**Records from a collection of figures**:
'''

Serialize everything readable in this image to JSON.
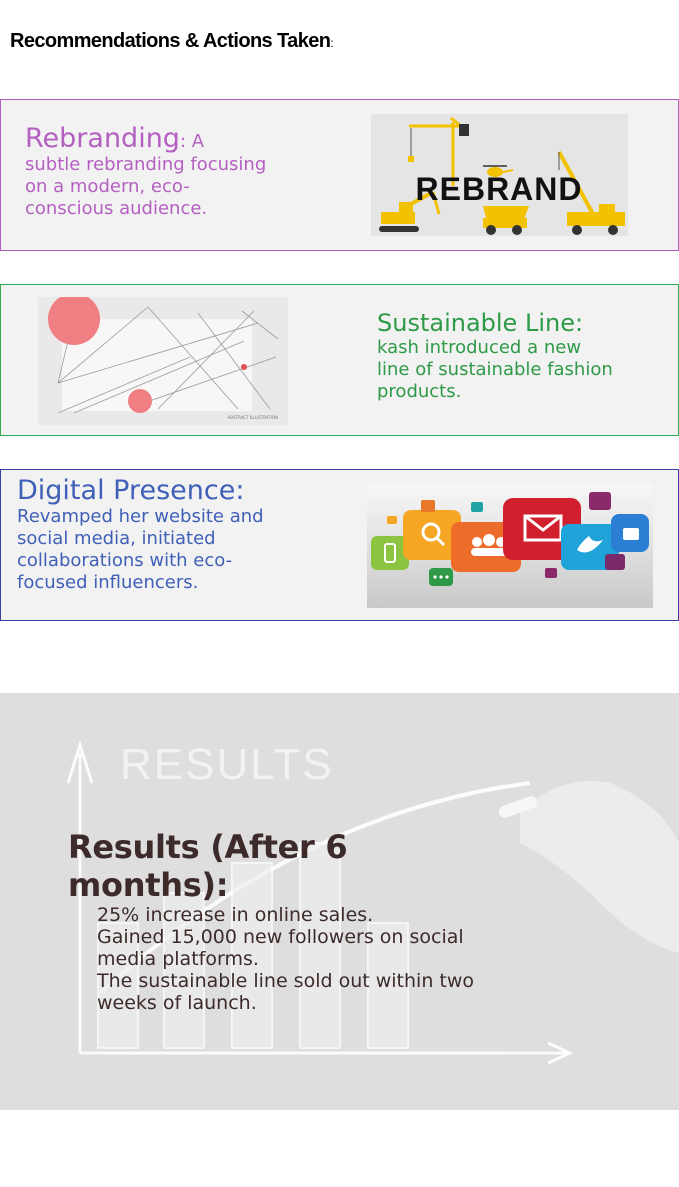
{
  "heading": {
    "text": "Recommendations & Actions Taken",
    "colon": ":"
  },
  "cards": {
    "rebranding": {
      "title": "Rebranding",
      "inline": ": A",
      "body": "subtle rebranding focusing on a modern, eco-conscious audience.",
      "image_text": "REBRAND",
      "color": "#b45fc1"
    },
    "sustainable": {
      "title": "Sustainable Line:",
      "body": "kash introduced a new line of sustainable fashion products.",
      "image_caption": "ABSTRACT ILLUSTRATION",
      "color": "#2e9a48"
    },
    "digital": {
      "title": "Digital Presence:",
      "body": "Revamped her website and social media, initiated collaborations with eco-focused influencers.",
      "color": "#4060b8"
    }
  },
  "results": {
    "bg_label": "RESULTS",
    "title": "Results (After 6 months):",
    "items": [
      "25% increase in online sales.",
      "Gained 15,000 new followers on social media platforms.",
      "The sustainable line sold out within two weeks of launch."
    ],
    "color": "#3d2b2b"
  }
}
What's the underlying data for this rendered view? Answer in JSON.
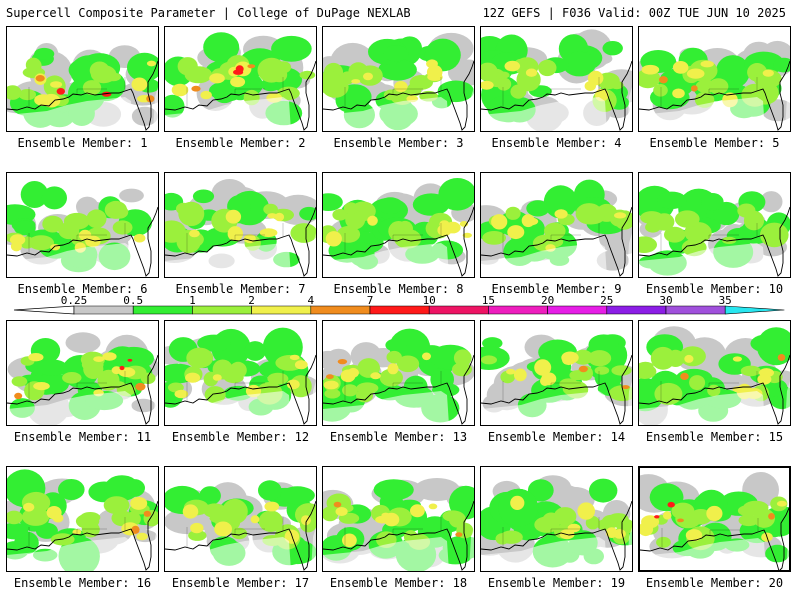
{
  "header": {
    "title_left": "Supercell Composite Parameter | College of DuPage NEXLAB",
    "title_right": "12Z GEFS | F036 Valid: 00Z TUE JUN 10 2025"
  },
  "colors": {
    "bin_0_25": "#c8c8c8",
    "bin_0_5": "#33ee33",
    "bin_1": "#9bf03c",
    "bin_2": "#f0f04b",
    "bin_4": "#f08c1e",
    "bin_7": "#ff1919",
    "bin_10": "#ee1464",
    "bin_15": "#ee1ebe",
    "bin_20": "#e61ee6",
    "bin_25": "#8c1ee6",
    "bin_30": "#a050dc",
    "bin_35": "#28e6f0",
    "coastline": "#000000",
    "background": "#ffffff"
  },
  "colorbar": {
    "labels": [
      "0.25",
      "0.5",
      "1",
      "2",
      "4",
      "7",
      "10",
      "15",
      "20",
      "25",
      "30",
      "35"
    ]
  },
  "members": [
    {
      "caption": "Ensemble Member: 1",
      "selected": false,
      "max_level": 7
    },
    {
      "caption": "Ensemble Member: 2",
      "selected": false,
      "max_level": 7
    },
    {
      "caption": "Ensemble Member: 3",
      "selected": false,
      "max_level": 2
    },
    {
      "caption": "Ensemble Member: 4",
      "selected": false,
      "max_level": 2
    },
    {
      "caption": "Ensemble Member: 5",
      "selected": false,
      "max_level": 4
    },
    {
      "caption": "Ensemble Member: 6",
      "selected": false,
      "max_level": 2
    },
    {
      "caption": "Ensemble Member: 7",
      "selected": false,
      "max_level": 2
    },
    {
      "caption": "Ensemble Member: 8",
      "selected": false,
      "max_level": 2
    },
    {
      "caption": "Ensemble Member: 9",
      "selected": false,
      "max_level": 2
    },
    {
      "caption": "Ensemble Member: 10",
      "selected": false,
      "max_level": 1
    },
    {
      "caption": "Ensemble Member: 11",
      "selected": false,
      "max_level": 7
    },
    {
      "caption": "Ensemble Member: 12",
      "selected": false,
      "max_level": 2
    },
    {
      "caption": "Ensemble Member: 13",
      "selected": false,
      "max_level": 4
    },
    {
      "caption": "Ensemble Member: 14",
      "selected": false,
      "max_level": 4
    },
    {
      "caption": "Ensemble Member: 15",
      "selected": false,
      "max_level": 4
    },
    {
      "caption": "Ensemble Member: 16",
      "selected": false,
      "max_level": 4
    },
    {
      "caption": "Ensemble Member: 17",
      "selected": false,
      "max_level": 2
    },
    {
      "caption": "Ensemble Member: 18",
      "selected": false,
      "max_level": 4
    },
    {
      "caption": "Ensemble Member: 19",
      "selected": false,
      "max_level": 2
    },
    {
      "caption": "Ensemble Member: 20",
      "selected": true,
      "max_level": 7
    }
  ]
}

'''

**Required work**: Looking at the entries above, say how many lines contain the word "social". Only the number is wanted.

**Response for this exercise**: 2